[Set problem]: The records are to be restated in their entirety, word for word.

[Source records]:
★ ★ ★
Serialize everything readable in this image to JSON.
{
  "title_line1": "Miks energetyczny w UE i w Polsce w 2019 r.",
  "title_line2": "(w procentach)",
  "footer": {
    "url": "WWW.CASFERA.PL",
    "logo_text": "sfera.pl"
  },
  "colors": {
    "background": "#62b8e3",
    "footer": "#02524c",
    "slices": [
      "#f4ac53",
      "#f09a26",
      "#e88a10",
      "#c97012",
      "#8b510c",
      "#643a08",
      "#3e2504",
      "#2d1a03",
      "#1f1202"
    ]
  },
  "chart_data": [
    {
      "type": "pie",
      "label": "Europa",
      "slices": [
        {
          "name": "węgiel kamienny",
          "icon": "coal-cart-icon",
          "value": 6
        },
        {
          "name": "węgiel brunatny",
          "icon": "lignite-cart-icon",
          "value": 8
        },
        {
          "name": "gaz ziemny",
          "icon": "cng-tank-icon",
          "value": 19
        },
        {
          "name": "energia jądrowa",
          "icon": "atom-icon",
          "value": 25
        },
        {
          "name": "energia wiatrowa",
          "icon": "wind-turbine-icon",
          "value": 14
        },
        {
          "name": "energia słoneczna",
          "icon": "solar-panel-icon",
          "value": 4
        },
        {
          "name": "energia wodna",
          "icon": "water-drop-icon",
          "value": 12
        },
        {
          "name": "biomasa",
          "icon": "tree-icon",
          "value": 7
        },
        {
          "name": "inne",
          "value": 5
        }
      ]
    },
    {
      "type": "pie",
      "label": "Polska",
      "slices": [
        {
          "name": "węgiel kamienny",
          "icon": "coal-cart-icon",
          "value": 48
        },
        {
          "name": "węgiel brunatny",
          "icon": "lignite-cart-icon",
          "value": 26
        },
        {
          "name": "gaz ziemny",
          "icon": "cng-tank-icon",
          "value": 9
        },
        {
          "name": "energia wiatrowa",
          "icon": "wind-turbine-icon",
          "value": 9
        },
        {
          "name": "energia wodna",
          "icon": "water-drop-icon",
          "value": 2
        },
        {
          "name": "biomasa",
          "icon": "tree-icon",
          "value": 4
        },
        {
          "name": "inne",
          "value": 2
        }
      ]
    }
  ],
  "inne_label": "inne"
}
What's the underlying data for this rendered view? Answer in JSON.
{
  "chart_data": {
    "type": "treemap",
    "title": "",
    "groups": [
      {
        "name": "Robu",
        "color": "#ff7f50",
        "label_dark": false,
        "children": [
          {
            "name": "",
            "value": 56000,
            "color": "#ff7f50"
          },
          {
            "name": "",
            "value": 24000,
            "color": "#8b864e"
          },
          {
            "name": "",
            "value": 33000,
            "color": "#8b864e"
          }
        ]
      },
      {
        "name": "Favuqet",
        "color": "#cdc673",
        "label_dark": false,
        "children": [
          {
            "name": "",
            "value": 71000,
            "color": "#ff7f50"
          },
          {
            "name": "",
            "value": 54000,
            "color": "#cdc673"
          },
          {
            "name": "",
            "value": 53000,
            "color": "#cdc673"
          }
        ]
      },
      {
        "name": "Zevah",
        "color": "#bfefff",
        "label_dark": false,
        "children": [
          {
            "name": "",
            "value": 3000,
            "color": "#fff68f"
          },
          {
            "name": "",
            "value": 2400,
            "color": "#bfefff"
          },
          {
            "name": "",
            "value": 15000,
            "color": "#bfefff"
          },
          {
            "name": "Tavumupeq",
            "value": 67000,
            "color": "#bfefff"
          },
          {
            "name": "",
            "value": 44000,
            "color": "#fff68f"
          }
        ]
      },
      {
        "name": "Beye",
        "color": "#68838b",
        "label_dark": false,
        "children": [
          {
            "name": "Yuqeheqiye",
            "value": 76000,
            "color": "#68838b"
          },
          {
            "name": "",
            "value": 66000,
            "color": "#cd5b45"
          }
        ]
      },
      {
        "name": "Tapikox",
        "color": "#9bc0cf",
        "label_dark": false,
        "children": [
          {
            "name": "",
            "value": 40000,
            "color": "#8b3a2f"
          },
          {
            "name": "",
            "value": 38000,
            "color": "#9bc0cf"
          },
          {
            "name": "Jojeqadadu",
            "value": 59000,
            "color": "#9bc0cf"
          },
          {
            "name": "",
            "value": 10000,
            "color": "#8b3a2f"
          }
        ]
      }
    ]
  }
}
★ ★ ★
[Solution to this exercise]:
Serialize everything readable in this image to JSON.
{
  "title_line1": "Miks energetyczny w UE i w Polsce w 2019 r.",
  "title_line2": "(w procentach)",
  "footer": {
    "url": "WWW.CASFERA.PL",
    "logo_text": "sfera.pl"
  },
  "colors": {
    "background": "#62b8e3",
    "footer": "#02524c",
    "slices": [
      "#f4ac53",
      "#f09a26",
      "#e88a10",
      "#c97012",
      "#8b510c",
      "#643a08",
      "#3e2504",
      "#2d1a03",
      "#1f1202"
    ]
  },
  "chart_data": [
    {
      "type": "pie",
      "label": "Europa",
      "slices": [
        {
          "name": "węgiel kamienny",
          "icon": "coal-cart-icon",
          "value": 6
        },
        {
          "name": "węgiel brunatny",
          "icon": "lignite-cart-icon",
          "value": 8
        },
        {
          "name": "gaz ziemny",
          "icon": "cng-tank-icon",
          "value": 19
        },
        {
          "name": "energia jądrowa",
          "icon": "atom-icon",
          "value": 25
        },
        {
          "name": "energia wiatrowa",
          "icon": "wind-turbine-icon",
          "value": 14
        },
        {
          "name": "energia słoneczna",
          "icon": "solar-panel-icon",
          "value": 4
        },
        {
          "name": "energia wodna",
          "icon": "water-drop-icon",
          "value": 12
        },
        {
          "name": "biomasa",
          "icon": "tree-icon",
          "value": 7
        },
        {
          "name": "inne",
          "value": 5
        }
      ]
    },
    {
      "type": "pie",
      "label": "Polska",
      "slices": [
        {
          "name": "węgiel kamienny",
          "icon": "coal-cart-icon",
          "value": 48
        },
        {
          "name": "węgiel brunatny",
          "icon": "lignite-cart-icon",
          "value": 26
        },
        {
          "name": "gaz ziemny",
          "icon": "cng-tank-icon",
          "value": 9
        },
        {
          "name": "energia wiatrowa",
          "icon": "wind-turbine-icon",
          "value": 9
        },
        {
          "name": "energia wodna",
          "icon": "water-drop-icon",
          "value": 2
        },
        {
          "name": "biomasa",
          "icon": "tree-icon",
          "value": 4
        },
        {
          "name": "inne",
          "value": 2
        }
      ]
    }
  ],
  "inne_label": "inne"
}
What's the underlying data for this rendered view? Answer in JSON.
{
  "chart_data": {
    "type": "treemap",
    "title": "",
    "groups": [
      {
        "name": "Robu",
        "color": "#ff7f50",
        "label_dark": false,
        "children": [
          {
            "name": "",
            "value": 56000,
            "color": "#ff7f50"
          },
          {
            "name": "",
            "value": 24000,
            "color": "#8b864e"
          },
          {
            "name": "",
            "value": 33000,
            "color": "#8b864e"
          }
        ]
      },
      {
        "name": "Favuqet",
        "color": "#cdc673",
        "label_dark": false,
        "children": [
          {
            "name": "",
            "value": 71000,
            "color": "#ff7f50"
          },
          {
            "name": "",
            "value": 54000,
            "color": "#cdc673"
          },
          {
            "name": "",
            "value": 53000,
            "color": "#cdc673"
          }
        ]
      },
      {
        "name": "Zevah",
        "color": "#bfefff",
        "label_dark": false,
        "children": [
          {
            "name": "",
            "value": 3000,
            "color": "#fff68f"
          },
          {
            "name": "",
            "value": 2400,
            "color": "#bfefff"
          },
          {
            "name": "",
            "value": 15000,
            "color": "#bfefff"
          },
          {
            "name": "Tavumupeq",
            "value": 67000,
            "color": "#bfefff"
          },
          {
            "name": "",
            "value": 44000,
            "color": "#fff68f"
          }
        ]
      },
      {
        "name": "Beye",
        "color": "#68838b",
        "label_dark": false,
        "children": [
          {
            "name": "Yuqeheqiye",
            "value": 76000,
            "color": "#68838b"
          },
          {
            "name": "",
            "value": 66000,
            "color": "#cd5b45"
          }
        ]
      },
      {
        "name": "Tapikox",
        "color": "#9bc0cf",
        "label_dark": false,
        "children": [
          {
            "name": "",
            "value": 40000,
            "color": "#8b3a2f"
          },
          {
            "name": "",
            "value": 38000,
            "color": "#9bc0cf"
          },
          {
            "name": "Jojeqadadu",
            "value": 59000,
            "color": "#9bc0cf"
          },
          {
            "name": "",
            "value": 10000,
            "color": "#8b3a2f"
          }
        ]
      }
    ]
  }
}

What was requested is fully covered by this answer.